# Data shown start

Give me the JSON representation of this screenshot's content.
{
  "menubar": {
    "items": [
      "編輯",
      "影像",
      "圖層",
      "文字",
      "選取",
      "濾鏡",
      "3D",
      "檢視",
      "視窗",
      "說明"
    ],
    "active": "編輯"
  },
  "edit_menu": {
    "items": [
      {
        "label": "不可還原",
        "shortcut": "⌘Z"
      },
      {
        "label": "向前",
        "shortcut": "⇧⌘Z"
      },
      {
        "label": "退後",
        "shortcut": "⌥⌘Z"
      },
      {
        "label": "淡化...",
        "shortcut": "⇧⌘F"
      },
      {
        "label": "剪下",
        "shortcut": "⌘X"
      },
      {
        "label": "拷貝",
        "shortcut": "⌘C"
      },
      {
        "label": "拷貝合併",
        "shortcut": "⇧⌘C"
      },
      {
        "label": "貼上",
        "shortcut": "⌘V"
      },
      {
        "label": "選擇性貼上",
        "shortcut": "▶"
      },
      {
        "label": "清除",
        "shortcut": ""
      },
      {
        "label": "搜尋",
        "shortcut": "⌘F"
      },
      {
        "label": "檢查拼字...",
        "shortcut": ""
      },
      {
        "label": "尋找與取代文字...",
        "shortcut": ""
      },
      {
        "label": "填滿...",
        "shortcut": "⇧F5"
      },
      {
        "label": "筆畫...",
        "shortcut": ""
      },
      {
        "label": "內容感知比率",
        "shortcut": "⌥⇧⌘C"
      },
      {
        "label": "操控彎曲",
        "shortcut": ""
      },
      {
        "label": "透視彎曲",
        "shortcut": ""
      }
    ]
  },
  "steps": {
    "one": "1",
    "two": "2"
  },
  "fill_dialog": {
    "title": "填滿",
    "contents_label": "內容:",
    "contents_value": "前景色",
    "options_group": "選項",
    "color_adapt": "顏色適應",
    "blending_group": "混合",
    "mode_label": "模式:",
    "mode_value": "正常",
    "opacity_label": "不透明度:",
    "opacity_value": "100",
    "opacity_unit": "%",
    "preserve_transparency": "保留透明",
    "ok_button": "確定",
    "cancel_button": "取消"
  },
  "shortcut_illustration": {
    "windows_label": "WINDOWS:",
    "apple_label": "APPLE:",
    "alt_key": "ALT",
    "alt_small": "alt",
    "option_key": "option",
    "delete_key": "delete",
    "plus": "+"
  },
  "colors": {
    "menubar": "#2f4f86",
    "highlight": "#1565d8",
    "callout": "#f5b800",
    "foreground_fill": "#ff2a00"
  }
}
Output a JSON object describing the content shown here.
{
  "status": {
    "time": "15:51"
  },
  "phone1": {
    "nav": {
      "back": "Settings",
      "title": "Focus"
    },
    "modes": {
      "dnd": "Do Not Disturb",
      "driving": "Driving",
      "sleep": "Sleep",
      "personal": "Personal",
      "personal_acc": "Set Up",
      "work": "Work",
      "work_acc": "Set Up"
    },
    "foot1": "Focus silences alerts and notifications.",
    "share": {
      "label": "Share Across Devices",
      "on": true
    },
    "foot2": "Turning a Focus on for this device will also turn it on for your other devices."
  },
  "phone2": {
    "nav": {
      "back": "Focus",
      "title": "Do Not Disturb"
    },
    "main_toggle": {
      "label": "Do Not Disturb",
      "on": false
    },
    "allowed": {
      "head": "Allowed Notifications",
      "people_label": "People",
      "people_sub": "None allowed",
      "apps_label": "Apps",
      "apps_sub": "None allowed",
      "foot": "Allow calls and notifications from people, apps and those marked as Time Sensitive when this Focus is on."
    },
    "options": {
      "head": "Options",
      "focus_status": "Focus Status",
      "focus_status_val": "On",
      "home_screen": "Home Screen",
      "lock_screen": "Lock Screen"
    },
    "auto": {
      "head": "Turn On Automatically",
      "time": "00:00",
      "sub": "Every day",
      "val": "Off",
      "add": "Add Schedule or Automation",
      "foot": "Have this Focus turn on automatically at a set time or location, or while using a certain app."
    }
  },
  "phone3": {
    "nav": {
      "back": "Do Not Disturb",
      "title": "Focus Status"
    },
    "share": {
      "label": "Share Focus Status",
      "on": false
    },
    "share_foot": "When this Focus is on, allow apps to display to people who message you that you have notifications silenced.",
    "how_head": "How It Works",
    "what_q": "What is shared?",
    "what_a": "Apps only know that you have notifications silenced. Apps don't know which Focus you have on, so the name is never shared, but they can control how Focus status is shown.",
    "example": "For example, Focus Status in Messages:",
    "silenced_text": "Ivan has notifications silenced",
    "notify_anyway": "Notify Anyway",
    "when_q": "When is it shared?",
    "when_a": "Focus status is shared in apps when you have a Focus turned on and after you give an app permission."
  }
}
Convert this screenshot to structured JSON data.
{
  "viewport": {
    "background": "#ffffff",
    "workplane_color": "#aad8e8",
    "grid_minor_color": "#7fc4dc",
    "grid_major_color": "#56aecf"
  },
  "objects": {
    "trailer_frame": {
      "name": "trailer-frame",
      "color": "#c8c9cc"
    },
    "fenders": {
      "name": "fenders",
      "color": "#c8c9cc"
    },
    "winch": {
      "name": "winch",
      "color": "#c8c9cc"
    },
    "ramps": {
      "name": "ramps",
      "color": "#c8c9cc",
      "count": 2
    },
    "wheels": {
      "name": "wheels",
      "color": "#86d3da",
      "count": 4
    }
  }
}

# Data shown end
# Data shown start

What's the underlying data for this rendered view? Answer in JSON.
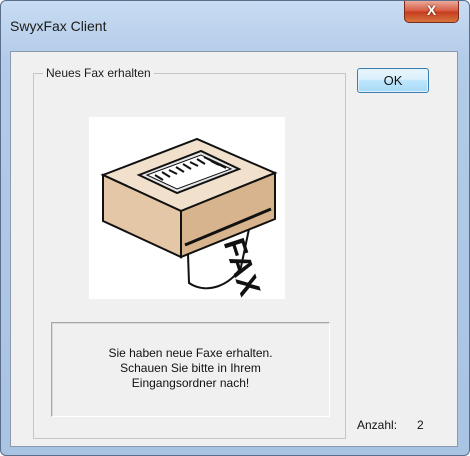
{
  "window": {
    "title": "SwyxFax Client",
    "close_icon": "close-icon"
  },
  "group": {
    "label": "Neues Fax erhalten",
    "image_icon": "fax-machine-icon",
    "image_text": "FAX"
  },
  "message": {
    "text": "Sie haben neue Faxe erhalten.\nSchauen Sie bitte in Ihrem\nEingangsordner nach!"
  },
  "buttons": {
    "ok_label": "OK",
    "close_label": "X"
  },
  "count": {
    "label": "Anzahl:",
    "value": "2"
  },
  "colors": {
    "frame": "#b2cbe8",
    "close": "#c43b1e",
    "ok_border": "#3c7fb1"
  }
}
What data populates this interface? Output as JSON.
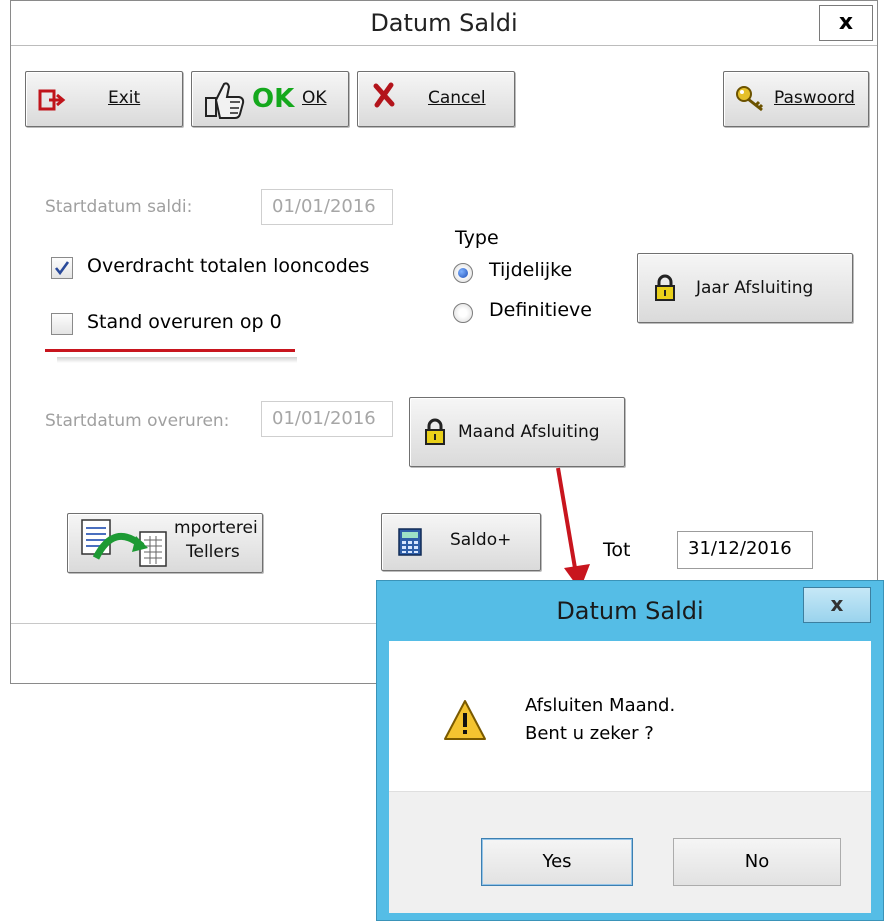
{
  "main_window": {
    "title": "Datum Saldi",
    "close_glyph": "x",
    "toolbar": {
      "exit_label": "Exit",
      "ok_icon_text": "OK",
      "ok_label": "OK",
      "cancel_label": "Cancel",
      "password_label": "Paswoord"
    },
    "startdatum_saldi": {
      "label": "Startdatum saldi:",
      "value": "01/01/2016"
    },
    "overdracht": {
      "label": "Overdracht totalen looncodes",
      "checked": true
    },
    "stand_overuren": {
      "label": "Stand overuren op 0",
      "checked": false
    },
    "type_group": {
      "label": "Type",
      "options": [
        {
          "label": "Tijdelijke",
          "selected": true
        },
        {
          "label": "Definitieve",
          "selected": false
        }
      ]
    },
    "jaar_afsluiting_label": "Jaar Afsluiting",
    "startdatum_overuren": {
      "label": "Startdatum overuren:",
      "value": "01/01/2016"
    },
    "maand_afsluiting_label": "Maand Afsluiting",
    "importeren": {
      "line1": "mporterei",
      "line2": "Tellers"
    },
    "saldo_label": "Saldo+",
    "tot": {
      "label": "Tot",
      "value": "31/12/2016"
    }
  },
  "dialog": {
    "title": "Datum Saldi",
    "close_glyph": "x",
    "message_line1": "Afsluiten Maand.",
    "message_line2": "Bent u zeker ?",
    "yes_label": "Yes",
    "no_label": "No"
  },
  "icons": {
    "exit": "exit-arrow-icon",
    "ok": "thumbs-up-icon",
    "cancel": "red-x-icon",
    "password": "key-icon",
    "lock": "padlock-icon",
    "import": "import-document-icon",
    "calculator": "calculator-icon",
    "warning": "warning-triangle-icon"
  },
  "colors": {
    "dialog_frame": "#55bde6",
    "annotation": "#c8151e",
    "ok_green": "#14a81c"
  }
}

# Data shown end
# Data shown start

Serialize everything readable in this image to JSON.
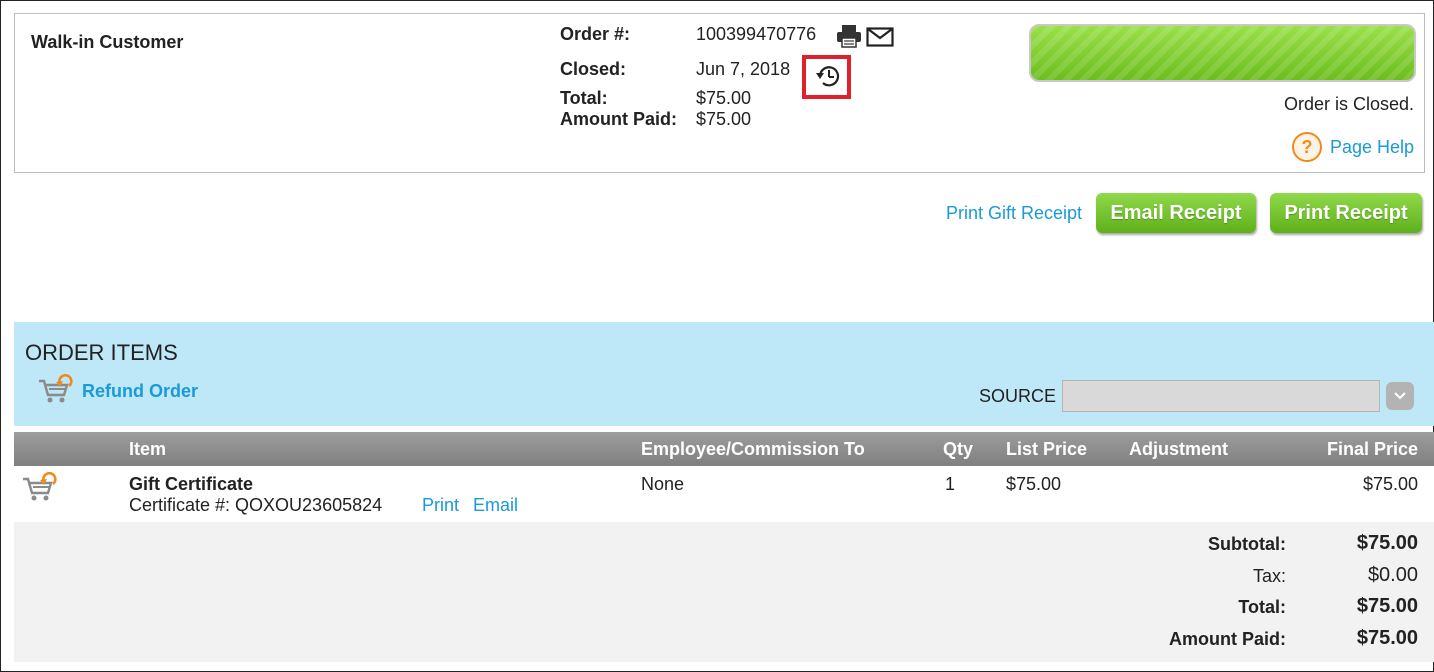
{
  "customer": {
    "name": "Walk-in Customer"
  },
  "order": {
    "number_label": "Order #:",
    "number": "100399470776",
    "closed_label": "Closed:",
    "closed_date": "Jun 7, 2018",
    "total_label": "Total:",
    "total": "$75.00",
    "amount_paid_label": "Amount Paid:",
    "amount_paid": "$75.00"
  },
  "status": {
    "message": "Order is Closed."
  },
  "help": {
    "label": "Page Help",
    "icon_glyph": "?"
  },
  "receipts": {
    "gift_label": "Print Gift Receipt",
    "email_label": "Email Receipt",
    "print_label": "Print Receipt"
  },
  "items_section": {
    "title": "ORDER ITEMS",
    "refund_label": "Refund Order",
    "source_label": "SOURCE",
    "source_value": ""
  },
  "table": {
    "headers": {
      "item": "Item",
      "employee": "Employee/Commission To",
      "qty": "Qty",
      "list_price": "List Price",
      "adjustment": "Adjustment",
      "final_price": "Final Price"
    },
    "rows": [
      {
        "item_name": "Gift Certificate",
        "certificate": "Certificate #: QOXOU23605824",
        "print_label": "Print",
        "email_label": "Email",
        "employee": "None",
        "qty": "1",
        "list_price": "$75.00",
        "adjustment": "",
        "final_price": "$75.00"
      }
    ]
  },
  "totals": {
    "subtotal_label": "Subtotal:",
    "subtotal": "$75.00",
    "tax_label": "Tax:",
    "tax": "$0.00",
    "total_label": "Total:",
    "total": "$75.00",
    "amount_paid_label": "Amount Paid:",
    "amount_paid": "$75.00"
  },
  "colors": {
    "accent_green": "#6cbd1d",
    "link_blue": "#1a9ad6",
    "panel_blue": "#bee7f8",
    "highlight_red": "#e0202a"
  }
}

# Data shown end

### To do
Give the number of lines in the records that contain the string "Print", with no other output.

### Full answer
3